Task description -
What lines of the material below include the string "operations"? Copy all of them.
BEGIN Supplied records
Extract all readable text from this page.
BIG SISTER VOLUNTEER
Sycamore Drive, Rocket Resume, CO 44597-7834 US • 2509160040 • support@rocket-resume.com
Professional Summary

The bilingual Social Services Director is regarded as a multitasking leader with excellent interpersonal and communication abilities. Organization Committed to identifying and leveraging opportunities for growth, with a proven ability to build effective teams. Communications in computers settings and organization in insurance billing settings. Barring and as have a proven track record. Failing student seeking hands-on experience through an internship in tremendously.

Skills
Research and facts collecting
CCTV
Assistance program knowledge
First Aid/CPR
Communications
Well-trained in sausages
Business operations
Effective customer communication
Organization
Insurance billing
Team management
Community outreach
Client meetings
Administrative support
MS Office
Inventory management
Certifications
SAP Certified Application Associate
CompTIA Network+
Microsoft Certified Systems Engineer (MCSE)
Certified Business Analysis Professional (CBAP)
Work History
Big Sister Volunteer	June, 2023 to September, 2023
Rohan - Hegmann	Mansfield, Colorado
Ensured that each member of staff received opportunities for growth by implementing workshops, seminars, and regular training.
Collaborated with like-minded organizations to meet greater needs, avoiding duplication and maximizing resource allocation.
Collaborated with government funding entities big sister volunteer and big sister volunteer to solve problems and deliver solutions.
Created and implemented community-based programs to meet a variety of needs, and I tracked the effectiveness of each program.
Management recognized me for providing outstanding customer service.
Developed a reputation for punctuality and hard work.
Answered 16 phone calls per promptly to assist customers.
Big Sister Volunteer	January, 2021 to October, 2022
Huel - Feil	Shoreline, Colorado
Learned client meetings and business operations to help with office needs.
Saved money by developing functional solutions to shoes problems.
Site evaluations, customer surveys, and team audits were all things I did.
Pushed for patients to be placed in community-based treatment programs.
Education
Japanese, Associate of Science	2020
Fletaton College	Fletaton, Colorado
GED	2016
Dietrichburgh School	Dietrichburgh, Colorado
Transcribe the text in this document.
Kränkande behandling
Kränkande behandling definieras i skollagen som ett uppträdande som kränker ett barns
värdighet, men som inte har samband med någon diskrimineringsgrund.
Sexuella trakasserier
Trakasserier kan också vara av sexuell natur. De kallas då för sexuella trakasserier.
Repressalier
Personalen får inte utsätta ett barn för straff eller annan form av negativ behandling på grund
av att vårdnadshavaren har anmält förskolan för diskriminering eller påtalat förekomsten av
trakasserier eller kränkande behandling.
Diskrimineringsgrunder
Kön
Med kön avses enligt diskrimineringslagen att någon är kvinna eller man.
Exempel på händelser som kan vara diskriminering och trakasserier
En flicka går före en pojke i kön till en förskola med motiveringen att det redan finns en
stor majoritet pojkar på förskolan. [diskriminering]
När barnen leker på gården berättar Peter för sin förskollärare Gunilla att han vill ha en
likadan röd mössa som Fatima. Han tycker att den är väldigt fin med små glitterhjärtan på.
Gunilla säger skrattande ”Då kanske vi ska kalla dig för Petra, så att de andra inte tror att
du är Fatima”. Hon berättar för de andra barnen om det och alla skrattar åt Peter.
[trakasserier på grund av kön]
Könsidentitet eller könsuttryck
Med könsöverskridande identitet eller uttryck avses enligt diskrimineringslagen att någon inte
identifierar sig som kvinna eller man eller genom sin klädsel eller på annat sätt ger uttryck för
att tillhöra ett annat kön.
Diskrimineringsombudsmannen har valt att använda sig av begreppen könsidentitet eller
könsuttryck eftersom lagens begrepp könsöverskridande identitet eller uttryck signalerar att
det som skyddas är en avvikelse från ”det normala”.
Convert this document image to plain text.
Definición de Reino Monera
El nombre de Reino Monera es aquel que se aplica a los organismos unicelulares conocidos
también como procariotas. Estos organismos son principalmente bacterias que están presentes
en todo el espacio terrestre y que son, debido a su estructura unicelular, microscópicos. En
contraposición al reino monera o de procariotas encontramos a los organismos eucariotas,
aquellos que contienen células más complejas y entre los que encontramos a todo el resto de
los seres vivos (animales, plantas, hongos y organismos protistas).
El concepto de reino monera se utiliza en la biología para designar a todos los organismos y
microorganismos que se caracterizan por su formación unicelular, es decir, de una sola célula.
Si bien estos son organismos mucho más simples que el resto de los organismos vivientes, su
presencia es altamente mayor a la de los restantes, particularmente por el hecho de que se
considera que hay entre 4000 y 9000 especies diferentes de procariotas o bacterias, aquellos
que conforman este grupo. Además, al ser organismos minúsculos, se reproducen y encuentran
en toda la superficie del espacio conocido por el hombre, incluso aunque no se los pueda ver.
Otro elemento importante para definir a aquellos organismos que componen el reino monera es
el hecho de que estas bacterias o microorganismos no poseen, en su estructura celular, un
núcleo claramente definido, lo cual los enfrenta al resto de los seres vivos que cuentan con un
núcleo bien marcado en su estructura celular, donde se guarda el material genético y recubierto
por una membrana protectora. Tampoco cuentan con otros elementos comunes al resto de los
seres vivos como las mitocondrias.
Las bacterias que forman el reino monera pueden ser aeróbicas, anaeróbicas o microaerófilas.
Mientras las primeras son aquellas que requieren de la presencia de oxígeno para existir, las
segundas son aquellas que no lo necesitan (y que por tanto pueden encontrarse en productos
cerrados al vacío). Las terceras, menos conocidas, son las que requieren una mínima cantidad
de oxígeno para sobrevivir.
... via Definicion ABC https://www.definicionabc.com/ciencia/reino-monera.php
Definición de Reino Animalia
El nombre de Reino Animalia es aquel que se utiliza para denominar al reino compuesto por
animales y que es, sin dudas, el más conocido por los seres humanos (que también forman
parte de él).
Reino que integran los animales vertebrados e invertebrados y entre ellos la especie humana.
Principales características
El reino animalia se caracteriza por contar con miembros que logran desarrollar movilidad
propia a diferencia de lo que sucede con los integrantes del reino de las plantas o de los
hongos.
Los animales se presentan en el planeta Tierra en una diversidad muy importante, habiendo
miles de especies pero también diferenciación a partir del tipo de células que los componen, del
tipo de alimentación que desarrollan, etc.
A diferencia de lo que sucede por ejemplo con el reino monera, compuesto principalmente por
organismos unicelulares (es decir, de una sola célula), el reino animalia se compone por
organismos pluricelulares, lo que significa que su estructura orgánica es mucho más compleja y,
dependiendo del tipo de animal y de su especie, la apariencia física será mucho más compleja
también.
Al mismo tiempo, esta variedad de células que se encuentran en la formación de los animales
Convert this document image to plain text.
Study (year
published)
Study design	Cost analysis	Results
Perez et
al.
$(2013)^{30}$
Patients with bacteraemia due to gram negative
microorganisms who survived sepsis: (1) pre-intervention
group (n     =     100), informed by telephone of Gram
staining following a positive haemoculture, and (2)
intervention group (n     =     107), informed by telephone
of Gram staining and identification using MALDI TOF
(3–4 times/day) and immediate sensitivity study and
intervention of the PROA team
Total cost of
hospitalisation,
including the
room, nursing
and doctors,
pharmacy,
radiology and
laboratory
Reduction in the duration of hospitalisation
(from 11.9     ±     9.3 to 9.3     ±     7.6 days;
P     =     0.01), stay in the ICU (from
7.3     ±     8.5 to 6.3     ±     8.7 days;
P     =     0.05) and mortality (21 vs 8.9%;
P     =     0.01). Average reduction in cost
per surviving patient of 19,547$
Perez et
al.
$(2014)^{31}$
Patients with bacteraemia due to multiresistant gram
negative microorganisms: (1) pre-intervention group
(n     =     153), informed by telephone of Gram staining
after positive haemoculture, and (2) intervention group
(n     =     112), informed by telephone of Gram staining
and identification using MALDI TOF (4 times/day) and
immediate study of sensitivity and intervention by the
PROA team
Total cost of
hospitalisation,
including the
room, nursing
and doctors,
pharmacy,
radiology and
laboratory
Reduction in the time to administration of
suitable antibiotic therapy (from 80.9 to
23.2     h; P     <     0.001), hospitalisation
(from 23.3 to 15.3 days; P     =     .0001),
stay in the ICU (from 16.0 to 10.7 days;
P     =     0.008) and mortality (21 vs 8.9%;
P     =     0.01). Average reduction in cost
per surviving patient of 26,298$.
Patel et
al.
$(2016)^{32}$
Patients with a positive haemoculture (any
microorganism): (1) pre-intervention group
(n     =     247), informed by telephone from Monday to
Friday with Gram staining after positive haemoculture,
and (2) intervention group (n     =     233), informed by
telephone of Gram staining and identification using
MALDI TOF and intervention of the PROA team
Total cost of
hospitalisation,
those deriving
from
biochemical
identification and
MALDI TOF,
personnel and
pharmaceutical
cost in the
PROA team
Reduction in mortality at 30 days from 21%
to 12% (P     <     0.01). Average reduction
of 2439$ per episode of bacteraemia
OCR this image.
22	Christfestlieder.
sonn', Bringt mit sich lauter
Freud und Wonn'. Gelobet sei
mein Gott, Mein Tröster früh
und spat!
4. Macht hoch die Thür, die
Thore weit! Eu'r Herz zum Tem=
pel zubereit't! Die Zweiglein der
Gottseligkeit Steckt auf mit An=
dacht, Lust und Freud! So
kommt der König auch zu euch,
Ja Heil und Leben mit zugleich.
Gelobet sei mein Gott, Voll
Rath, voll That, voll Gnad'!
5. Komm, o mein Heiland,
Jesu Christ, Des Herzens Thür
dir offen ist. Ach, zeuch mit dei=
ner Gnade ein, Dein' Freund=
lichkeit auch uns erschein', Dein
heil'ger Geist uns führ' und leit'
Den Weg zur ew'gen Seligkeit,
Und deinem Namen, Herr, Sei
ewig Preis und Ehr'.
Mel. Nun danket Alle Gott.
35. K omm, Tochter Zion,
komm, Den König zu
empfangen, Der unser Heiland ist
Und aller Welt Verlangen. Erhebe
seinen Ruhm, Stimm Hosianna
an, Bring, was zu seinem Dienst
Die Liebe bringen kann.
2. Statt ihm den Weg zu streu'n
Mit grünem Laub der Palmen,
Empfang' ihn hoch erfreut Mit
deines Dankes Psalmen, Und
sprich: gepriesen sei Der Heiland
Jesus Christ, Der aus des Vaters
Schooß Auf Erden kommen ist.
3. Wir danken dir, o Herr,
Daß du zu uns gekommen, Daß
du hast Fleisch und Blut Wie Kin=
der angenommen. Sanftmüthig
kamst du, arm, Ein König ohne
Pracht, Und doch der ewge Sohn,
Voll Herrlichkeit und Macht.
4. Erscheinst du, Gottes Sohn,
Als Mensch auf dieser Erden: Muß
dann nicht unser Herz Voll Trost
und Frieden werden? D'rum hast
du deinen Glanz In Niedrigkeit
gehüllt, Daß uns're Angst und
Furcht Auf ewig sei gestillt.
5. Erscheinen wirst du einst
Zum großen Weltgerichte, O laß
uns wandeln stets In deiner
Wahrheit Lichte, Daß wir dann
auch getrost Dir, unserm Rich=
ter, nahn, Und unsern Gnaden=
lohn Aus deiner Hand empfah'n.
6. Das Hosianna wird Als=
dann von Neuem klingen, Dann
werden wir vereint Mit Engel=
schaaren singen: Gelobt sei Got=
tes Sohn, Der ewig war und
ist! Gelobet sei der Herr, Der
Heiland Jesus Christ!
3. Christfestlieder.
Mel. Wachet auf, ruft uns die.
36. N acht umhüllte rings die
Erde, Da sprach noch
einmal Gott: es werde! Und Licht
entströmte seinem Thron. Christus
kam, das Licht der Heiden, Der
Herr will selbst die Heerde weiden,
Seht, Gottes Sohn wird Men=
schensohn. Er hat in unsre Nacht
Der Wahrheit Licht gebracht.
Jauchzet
END Supplied records
Solution -
Business operations
Learned client meetings and business operations to help with office needs.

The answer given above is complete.